Extracted entries
▼

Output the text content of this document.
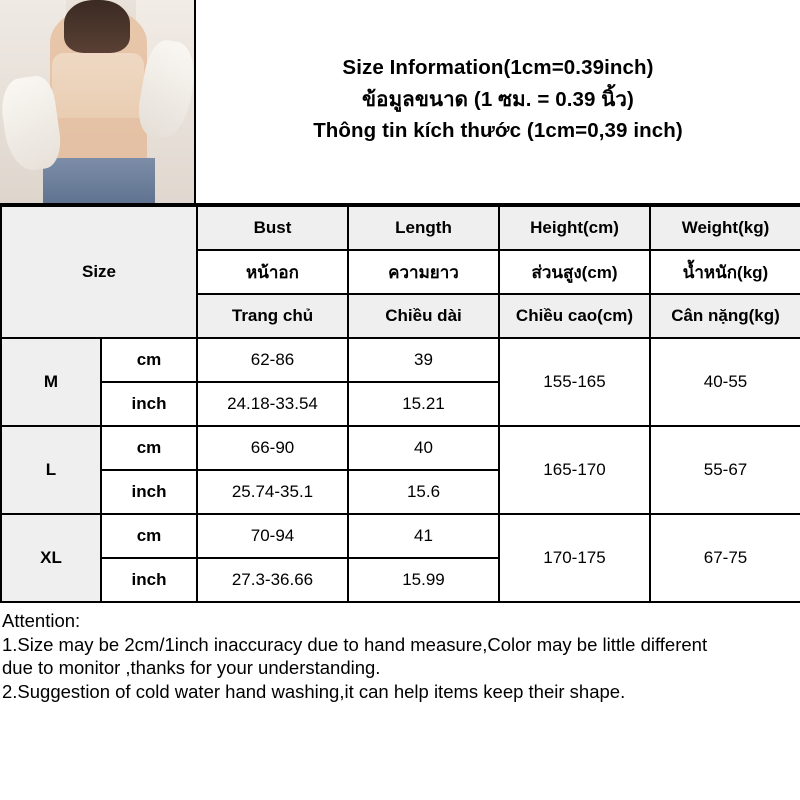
Size Information(1cm=0.39inch)
ข้อมูลขนาด (1 ซม. = 0.39 นิ้ว)
Thông tin kích thước (1cm=0,39 inch)
Size		Bust	Length	Height(cm)	Weight(kg)
		หน้าอก	ความยาว	ส่วนสูง(cm)	น้ำหนัก(kg)
		Trang chủ	Chiều dài	Chiều cao(cm)	Cân nặng(kg)
M	cm	62-86	39	155-165	40-55
	inch	24.18-33.54	15.21		
L	cm	66-90	40	165-170	55-67
	inch	25.74-35.1	15.6		
XL	cm	70-94	41	170-175	67-75
	inch	27.3-36.66	15.99		
Attention:
1.Size may be 2cm/1inch inaccuracy due to hand measure,Color may be little different
due to monitor ,thanks for your understanding.
2.Suggestion of cold water hand washing,it can help items keep their shape.
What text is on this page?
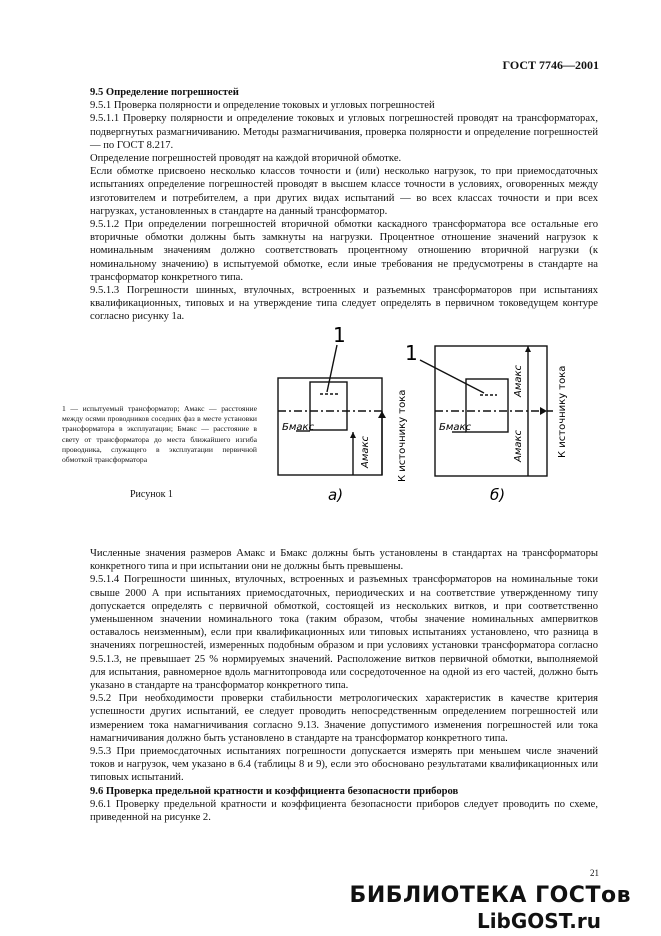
ГОСТ 7746—2001

9.5 Определение погрешностей

9.5.1 Проверка полярности и определение токовых и угловых погрешностей

9.5.1.1 Проверку полярности и определение токовых и угловых погрешностей проводят на трансформаторах, подвергнутых размагничиванию. Методы размагничивания, проверка полярности и определение погрешностей — по ГОСТ 8.217.

Определение погрешностей проводят на каждой вторичной обмотке.

Если обмотке присвоено несколько классов точности и (или) несколько нагрузок, то при приемосдаточных испытаниях определение погрешностей проводят в высшем классе точности в условиях, оговоренных между изготовителем и потребителем, а при других видах испытаний — во всех классах точности и при всех нагрузках, установленных в стандарте на данный трансформатор.

9.5.1.2 При определении погрешностей вторичной обмотки каскадного трансформатора все остальные его вторичные обмотки должны быть замкнуты на нагрузки. Процентное отношение значений нагрузок к номинальным значениям должно соответствовать процентному отношению вторичной нагрузки (к номинальному значению) в испытуемой обмотке, если иные требования не предусмотрены в стандарте на трансформатор конкретного типа.

9.5.1.3 Погрешности шинных, втулочных, встроенных и разъемных трансформаторов при испытаниях квалификационных, типовых и на утверждение типа следует определять в первичном токоведущем контуре согласно рисунку 1а.

1 — испытуемый трансформатор; Aмакс — расстояние между осями проводников соседних фаз в месте установки трансформатора в эксплуатации; Бмакс — расстояние в свету от трансформатора до места ближайшего изгиба проводника, служащего в эксплуатации первичной обмоткой трансформатора
Рисунок 1
1
1
Бмакс
Амакс	К источнику тока
а)
Бмакс
Амакс
Амакс	К источнику тока
б)

Численные значения размеров Aмакс и Бмакс должны быть установлены в стандартах на трансформаторы конкретного типа и при испытании они не должны быть превышены.

9.5.1.4 Погрешности шинных, втулочных, встроенных и разъемных трансформаторов на номинальные токи свыше 2000 А при испытаниях приемосдаточных, периодических и на соответствие утвержденному типу допускается определять с первичной обмоткой, состоящей из нескольких витков, и при соответственно уменьшенном значении номинального тока (таким образом, чтобы значение номинальных ампервитков оставалось неизменным), если при квалификационных или типовых испытаниях установлено, что разница в значениях погрешностей, измеренных подобным образом и при условиях установки трансформатора согласно 9.5.1.3, не превышает 25 % нормируемых значений. Расположение витков первичной обмотки, выполняемой для испытания, равномерное вдоль магнитопровода или сосредоточенное на одной из его частей, должно быть указано в стандарте на трансформатор конкретного типа.

9.5.2 При необходимости проверки стабильности метрологических характеристик в качестве критерия успешности других испытаний, ее следует проводить непосредственным определением погрешностей или измерением тока намагничивания согласно 9.13. Значение допустимого изменения погрешностей или тока намагничивания должно быть установлено в стандарте на трансформатор конкретного типа.

9.5.3 При приемосдаточных испытаниях погрешности допускается измерять при меньшем числе значений токов и нагрузок, чем указано в 6.4 (таблицы 8 и 9), если это обосновано результатами квалификационных или типовых испытаний.

9.6 Проверка предельной кратности и коэффициента безопасности приборов

9.6.1 Проверку предельной кратности и коэффициента безопасности приборов следует проводить по схеме, приведенной на рисунке 2.

21
БИБЛИОТЕКА ГОСТов
LibGOST.ru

▲

Written request
Show each line of the data that contains the string "первичной".

Task output
1 — испытуемый трансформатор; Aмакс — расстояние между осями проводников соседних фаз в месте установки трансформатора в эксплуатации; Бмакс — расстояние в свету от трансформатора до места ближайшего изгиба проводника, служащего в эксплуатации первичной обмоткой трансформатора
9.5.1.4 Погрешности шинных, втулочных, встроенных и разъемных трансформаторов на номинальные токи свыше 2000 А при испытаниях приемосдаточных, периодических и на соответствие утвержденному типу допускается определять с первичной обмоткой, состоящей из нескольких витков, и при соответственно уменьшенном значении номинального тока (таким образом, чтобы значение номинальных ампервитков оставалось неизменным), если при квалификационных или типовых испытаниях установлено, что разница в значениях погрешностей, измеренных подобным образом и при условиях установки трансформатора согласно 9.5.1.3, не превышает 25 % нормируемых значений. Расположение витков первичной обмотки, выполняемой для испытания, равномерное вдоль магнитопровода или сосредоточенное на одной из его частей, должно быть указано в стандарте на трансформатор конкретного типа.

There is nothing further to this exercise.